Start of SELECTED EXCERPT

2 IIASA then measured the atmospheric pollution for each regional cell (taking into account other factors, such as local meteorology and topology), from which it extracted the specific data for PM 2.5. IIASA also counted the number of inhabitants in each cell. Quantifying PM 2.5 and the number of inhabitants allows to weigh the level of concentration according to the population and, therefore, to measure the effective exposure. The latter determines, indeed, the number of expected deaths. For each regional cell, IIASA eventually identified the excess quota of PM 2.5 produced by diesel NOx over the legal limits. This quota results from the difference between two measurements: the mix of polluting emissions from all sources, near and far (local, urban, regional and cross-border), including excess NOx from diesel, minus all emissions, including NOx from diesel supposedly compliant with EU thresholds.
3 According to the WHO’s risk function, we estimated an increase in mortality of 0.62 percent for each excess microgram / cubic metre (µg/m3) of PM 2.5. Therefore, to obtain the actual increase in mortality attributable to Dieselgate in each regional cell we multiplied the 0.62 percent coefficient by the fraction of PM 2.5 from excess NOx that was calculated by IIASA.
4 We then made an inventory of annual deaths in every regional cell, reasonably supposing that the mortality rate in each region is the same as the country to which it belongs (available in the official statistics of Eurostat). The number of recorded deaths in each cell results from the multiplication of the mortality rate by the number of inhabitants therein.
5 Finally, we multiplied the recorded number of deaths by the increase in mortality due to the excess fraction of PM 2.5, thereby obtaining the number of additional deaths in each regional cell – namely, the premature deaths presumably attributable to Dieselgate.

End of SELECTED EXCERPT
Start of INFORMATION PROVIDED

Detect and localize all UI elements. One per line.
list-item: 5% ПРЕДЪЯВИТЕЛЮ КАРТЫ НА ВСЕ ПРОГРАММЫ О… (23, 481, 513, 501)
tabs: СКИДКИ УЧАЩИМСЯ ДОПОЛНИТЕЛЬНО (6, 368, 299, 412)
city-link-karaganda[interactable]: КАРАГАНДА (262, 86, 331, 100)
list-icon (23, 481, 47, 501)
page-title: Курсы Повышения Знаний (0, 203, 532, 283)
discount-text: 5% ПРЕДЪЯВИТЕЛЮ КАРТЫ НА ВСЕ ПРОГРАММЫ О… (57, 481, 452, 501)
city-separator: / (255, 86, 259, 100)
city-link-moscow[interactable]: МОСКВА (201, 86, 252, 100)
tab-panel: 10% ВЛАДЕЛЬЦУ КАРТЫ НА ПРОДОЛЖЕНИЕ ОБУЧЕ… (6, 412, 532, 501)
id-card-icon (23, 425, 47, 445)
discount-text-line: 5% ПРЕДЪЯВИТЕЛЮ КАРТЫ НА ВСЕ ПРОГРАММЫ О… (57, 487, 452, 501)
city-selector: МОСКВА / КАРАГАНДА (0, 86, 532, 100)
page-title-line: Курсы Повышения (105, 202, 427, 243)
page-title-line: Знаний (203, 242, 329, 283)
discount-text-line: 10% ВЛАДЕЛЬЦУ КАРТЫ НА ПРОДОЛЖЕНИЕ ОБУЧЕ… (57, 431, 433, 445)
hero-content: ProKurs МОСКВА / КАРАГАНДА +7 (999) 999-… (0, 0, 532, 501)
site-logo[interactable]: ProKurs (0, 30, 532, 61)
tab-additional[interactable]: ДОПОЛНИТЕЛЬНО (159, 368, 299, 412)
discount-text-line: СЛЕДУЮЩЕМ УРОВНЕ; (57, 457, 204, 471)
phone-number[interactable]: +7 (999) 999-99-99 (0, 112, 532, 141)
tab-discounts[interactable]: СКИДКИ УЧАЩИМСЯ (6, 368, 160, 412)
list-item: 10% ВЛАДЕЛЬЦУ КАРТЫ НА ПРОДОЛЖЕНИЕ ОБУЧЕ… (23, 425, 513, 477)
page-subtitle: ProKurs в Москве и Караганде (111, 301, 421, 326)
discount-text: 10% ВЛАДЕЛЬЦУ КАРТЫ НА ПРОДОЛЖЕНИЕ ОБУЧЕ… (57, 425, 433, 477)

End of INFORMATION PROVIDED

● **ACTIONS TO TAKE**
A - In the passage on Dieselgate mortality, reproduce the text starting at "4 We then made" and ending at "of inhabitants therein.", switching "inhabitants" to "residents".
B - Answer these questions using the passage on Dieselgate mortality:
(i) Besides measuring atmospheric pollution, what did IIASA count in each regional cell?
(ii) What increase in mortality was estimated for each excess µg/m3 of PM 2.5?
(iii) Where were the national mortality rates available?

● **RESPONSES BY ITEM NUMBER**
A -
4 We then made an inventory of annual deaths in every regional cell, reasonably supposing that the mortality rate in each region is the same as the country to which it belongs (available in the official statistics of Eurostat). The number of recorded deaths in each cell results from the multiplication of the mortality rate by the number of residents therein.

B -
(i) The number of inhabitants.
(ii) An increase of 0.62 percent.
(iii) In the official statistics of Eurostat.